#### Brief
Write out the records below word for word, please.

#### Material
>> START
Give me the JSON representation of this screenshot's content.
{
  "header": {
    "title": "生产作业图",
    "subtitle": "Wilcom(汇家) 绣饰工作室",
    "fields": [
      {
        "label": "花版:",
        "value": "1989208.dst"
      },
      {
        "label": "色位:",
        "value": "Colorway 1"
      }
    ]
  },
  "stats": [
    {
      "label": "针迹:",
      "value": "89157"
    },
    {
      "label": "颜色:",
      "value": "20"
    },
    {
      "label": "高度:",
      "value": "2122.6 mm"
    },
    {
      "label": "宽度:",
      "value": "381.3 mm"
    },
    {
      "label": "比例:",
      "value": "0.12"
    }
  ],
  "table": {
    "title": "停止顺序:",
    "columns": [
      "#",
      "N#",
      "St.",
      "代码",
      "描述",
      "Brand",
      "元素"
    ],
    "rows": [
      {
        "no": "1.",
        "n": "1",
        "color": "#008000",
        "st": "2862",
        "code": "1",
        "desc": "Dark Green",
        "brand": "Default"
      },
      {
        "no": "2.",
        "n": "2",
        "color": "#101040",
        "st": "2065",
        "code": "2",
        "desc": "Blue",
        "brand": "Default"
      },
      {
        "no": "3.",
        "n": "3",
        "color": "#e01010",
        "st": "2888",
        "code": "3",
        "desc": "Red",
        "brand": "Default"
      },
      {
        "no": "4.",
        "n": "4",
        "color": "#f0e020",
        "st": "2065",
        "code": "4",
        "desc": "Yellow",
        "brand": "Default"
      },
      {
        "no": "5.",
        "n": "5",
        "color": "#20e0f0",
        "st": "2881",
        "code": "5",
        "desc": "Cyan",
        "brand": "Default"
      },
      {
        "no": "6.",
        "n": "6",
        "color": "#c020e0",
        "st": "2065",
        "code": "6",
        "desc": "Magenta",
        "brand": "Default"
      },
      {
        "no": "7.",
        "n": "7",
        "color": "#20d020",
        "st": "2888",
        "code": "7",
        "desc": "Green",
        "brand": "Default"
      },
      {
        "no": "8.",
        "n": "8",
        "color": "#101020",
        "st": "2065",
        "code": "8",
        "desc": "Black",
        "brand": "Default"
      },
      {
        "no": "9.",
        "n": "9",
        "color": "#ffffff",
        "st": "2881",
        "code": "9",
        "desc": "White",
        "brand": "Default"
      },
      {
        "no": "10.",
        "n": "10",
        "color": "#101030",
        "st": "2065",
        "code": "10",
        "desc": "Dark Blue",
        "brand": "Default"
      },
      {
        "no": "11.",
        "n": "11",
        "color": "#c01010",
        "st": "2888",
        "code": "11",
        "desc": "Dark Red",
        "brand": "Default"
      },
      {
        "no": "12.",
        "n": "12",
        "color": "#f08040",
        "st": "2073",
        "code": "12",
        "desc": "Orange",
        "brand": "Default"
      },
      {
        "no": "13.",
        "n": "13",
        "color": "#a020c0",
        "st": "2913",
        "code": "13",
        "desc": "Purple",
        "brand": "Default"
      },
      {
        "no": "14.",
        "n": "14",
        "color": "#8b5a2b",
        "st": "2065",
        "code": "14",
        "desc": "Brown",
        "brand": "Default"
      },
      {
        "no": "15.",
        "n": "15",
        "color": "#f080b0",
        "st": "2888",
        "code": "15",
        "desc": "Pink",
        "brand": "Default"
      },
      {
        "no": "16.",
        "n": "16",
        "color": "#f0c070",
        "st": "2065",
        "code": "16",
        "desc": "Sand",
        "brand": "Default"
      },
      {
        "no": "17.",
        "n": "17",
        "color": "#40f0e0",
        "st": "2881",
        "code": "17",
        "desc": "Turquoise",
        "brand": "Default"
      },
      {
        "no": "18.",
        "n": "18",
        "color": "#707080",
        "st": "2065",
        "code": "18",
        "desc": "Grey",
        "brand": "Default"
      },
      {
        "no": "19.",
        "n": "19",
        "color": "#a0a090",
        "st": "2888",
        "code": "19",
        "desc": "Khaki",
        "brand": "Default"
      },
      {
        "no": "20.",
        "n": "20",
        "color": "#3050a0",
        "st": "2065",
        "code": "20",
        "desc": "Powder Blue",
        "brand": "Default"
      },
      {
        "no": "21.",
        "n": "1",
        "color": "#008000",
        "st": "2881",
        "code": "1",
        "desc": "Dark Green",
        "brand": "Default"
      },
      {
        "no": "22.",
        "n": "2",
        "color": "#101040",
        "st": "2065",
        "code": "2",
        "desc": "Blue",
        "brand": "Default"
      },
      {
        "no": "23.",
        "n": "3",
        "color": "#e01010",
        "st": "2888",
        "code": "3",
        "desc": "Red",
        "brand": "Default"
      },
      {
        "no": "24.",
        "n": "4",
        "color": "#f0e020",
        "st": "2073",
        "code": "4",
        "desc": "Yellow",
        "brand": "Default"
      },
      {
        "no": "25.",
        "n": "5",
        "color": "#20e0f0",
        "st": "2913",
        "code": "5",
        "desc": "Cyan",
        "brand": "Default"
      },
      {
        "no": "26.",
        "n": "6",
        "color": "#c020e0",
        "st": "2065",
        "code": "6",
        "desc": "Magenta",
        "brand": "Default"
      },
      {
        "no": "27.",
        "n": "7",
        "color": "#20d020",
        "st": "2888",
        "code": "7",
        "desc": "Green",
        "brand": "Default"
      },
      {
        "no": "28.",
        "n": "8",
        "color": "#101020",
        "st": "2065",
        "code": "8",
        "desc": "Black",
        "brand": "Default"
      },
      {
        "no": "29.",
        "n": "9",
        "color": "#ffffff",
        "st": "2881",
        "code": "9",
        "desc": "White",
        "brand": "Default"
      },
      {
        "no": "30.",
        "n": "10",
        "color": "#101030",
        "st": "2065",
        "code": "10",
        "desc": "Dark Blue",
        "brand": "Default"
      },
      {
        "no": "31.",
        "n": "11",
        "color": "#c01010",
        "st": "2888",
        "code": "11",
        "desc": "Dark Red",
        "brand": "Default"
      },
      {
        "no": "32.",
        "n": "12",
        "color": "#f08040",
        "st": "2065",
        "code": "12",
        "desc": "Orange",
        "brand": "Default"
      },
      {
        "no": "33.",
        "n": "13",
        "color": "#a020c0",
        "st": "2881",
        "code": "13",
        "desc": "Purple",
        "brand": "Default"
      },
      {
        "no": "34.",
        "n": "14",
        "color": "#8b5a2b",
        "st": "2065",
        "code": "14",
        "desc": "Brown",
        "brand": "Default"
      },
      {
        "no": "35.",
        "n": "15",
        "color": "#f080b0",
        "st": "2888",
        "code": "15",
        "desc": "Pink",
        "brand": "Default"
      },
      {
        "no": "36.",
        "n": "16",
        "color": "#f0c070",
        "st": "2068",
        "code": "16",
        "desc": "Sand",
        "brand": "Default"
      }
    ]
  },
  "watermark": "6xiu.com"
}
>> END
#### Task result
Give me the JSON representation of this screenshot's content.
{
  "header": {
    "title": "生产作业图",
    "subtitle": "Wilcom(汇家) 绣饰工作室",
    "fields": [
      {
        "label": "花版:",
        "value": "1989208.dst"
      },
      {
        "label": "色位:",
        "value": "Colorway 1"
      }
    ]
  },
  "stats": [
    {
      "label": "针迹:",
      "value": "89157"
    },
    {
      "label": "颜色:",
      "value": "20"
    },
    {
      "label": "高度:",
      "value": "2122.6 mm"
    },
    {
      "label": "宽度:",
      "value": "381.3 mm"
    },
    {
      "label": "比例:",
      "value": "0.12"
    }
  ],
  "table": {
    "title": "停止顺序:",
    "columns": [
      "#",
      "N#",
      "St.",
      "代码",
      "描述",
      "Brand",
      "元素"
    ],
    "rows": [
      {
        "no": "1.",
        "n": "1",
        "color": "#008000",
        "st": "2862",
        "code": "1",
        "desc": "Dark Green",
        "brand": "Default"
      },
      {
        "no": "2.",
        "n": "2",
        "color": "#101040",
        "st": "2065",
        "code": "2",
        "desc": "Blue",
        "brand": "Default"
      },
      {
        "no": "3.",
        "n": "3",
        "color": "#e01010",
        "st": "2888",
        "code": "3",
        "desc": "Red",
        "brand": "Default"
      },
      {
        "no": "4.",
        "n": "4",
        "color": "#f0e020",
        "st": "2065",
        "code": "4",
        "desc": "Yellow",
        "brand": "Default"
      },
      {
        "no": "5.",
        "n": "5",
        "color": "#20e0f0",
        "st": "2881",
        "code": "5",
        "desc": "Cyan",
        "brand": "Default"
      },
      {
        "no": "6.",
        "n": "6",
        "color": "#c020e0",
        "st": "2065",
        "code": "6",
        "desc": "Magenta",
        "brand": "Default"
      },
      {
        "no": "7.",
        "n": "7",
        "color": "#20d020",
        "st": "2888",
        "code": "7",
        "desc": "Green",
        "brand": "Default"
      },
      {
        "no": "8.",
        "n": "8",
        "color": "#101020",
        "st": "2065",
        "code": "8",
        "desc": "Black",
        "brand": "Default"
      },
      {
        "no": "9.",
        "n": "9",
        "color": "#ffffff",
        "st": "2881",
        "code": "9",
        "desc": "White",
        "brand": "Default"
      },
      {
        "no": "10.",
        "n": "10",
        "color": "#101030",
        "st": "2065",
        "code": "10",
        "desc": "Dark Blue",
        "brand": "Default"
      },
      {
        "no": "11.",
        "n": "11",
        "color": "#c01010",
        "st": "2888",
        "code": "11",
        "desc": "Dark Red",
        "brand": "Default"
      },
      {
        "no": "12.",
        "n": "12",
        "color": "#f08040",
        "st": "2073",
        "code": "12",
        "desc": "Orange",
        "brand": "Default"
      },
      {
        "no": "13.",
        "n": "13",
        "color": "#a020c0",
        "st": "2913",
        "code": "13",
        "desc": "Purple",
        "brand": "Default"
      },
      {
        "no": "14.",
        "n": "14",
        "color": "#8b5a2b",
        "st": "2065",
        "code": "14",
        "desc": "Brown",
        "brand": "Default"
      },
      {
        "no": "15.",
        "n": "15",
        "color": "#f080b0",
        "st": "2888",
        "code": "15",
        "desc": "Pink",
        "brand": "Default"
      },
      {
        "no": "16.",
        "n": "16",
        "color": "#f0c070",
        "st": "2065",
        "code": "16",
        "desc": "Sand",
        "brand": "Default"
      },
      {
        "no": "17.",
        "n": "17",
        "color": "#40f0e0",
        "st": "2881",
        "code": "17",
        "desc": "Turquoise",
        "brand": "Default"
      },
      {
        "no": "18.",
        "n": "18",
        "color": "#707080",
        "st": "2065",
        "code": "18",
        "desc": "Grey",
        "brand": "Default"
      },
      {
        "no": "19.",
        "n": "19",
        "color": "#a0a090",
        "st": "2888",
        "code": "19",
        "desc": "Khaki",
        "brand": "Default"
      },
      {
        "no": "20.",
        "n": "20",
        "color": "#3050a0",
        "st": "2065",
        "code": "20",
        "desc": "Powder Blue",
        "brand": "Default"
      },
      {
        "no": "21.",
        "n": "1",
        "color": "#008000",
        "st": "2881",
        "code": "1",
        "desc": "Dark Green",
        "brand": "Default"
      },
      {
        "no": "22.",
        "n": "2",
        "color": "#101040",
        "st": "2065",
        "code": "2",
        "desc": "Blue",
        "brand": "Default"
      },
      {
        "no": "23.",
        "n": "3",
        "color": "#e01010",
        "st": "2888",
        "code": "3",
        "desc": "Red",
        "brand": "Default"
      },
      {
        "no": "24.",
        "n": "4",
        "color": "#f0e020",
        "st": "2073",
        "code": "4",
        "desc": "Yellow",
        "brand": "Default"
      },
      {
        "no": "25.",
        "n": "5",
        "color": "#20e0f0",
        "st": "2913",
        "code": "5",
        "desc": "Cyan",
        "brand": "Default"
      },
      {
        "no": "26.",
        "n": "6",
        "color": "#c020e0",
        "st": "2065",
        "code": "6",
        "desc": "Magenta",
        "brand": "Default"
      },
      {
        "no": "27.",
        "n": "7",
        "color": "#20d020",
        "st": "2888",
        "code": "7",
        "desc": "Green",
        "brand": "Default"
      },
      {
        "no": "28.",
        "n": "8",
        "color": "#101020",
        "st": "2065",
        "code": "8",
        "desc": "Black",
        "brand": "Default"
      },
      {
        "no": "29.",
        "n": "9",
        "color": "#ffffff",
        "st": "2881",
        "code": "9",
        "desc": "White",
        "brand": "Default"
      },
      {
        "no": "30.",
        "n": "10",
        "color": "#101030",
        "st": "2065",
        "code": "10",
        "desc": "Dark Blue",
        "brand": "Default"
      },
      {
        "no": "31.",
        "n": "11",
        "color": "#c01010",
        "st": "2888",
        "code": "11",
        "desc": "Dark Red",
        "brand": "Default"
      },
      {
        "no": "32.",
        "n": "12",
        "color": "#f08040",
        "st": "2065",
        "code": "12",
        "desc": "Orange",
        "brand": "Default"
      },
      {
        "no": "33.",
        "n": "13",
        "color": "#a020c0",
        "st": "2881",
        "code": "13",
        "desc": "Purple",
        "brand": "Default"
      },
      {
        "no": "34.",
        "n": "14",
        "color": "#8b5a2b",
        "st": "2065",
        "code": "14",
        "desc": "Brown",
        "brand": "Default"
      },
      {
        "no": "35.",
        "n": "15",
        "color": "#f080b0",
        "st": "2888",
        "code": "15",
        "desc": "Pink",
        "brand": "Default"
      },
      {
        "no": "36.",
        "n": "16",
        "color": "#f0c070",
        "st": "2068",
        "code": "16",
        "desc": "Sand",
        "brand": "Default"
      }
    ]
  },
  "watermark": "6xiu.com"
}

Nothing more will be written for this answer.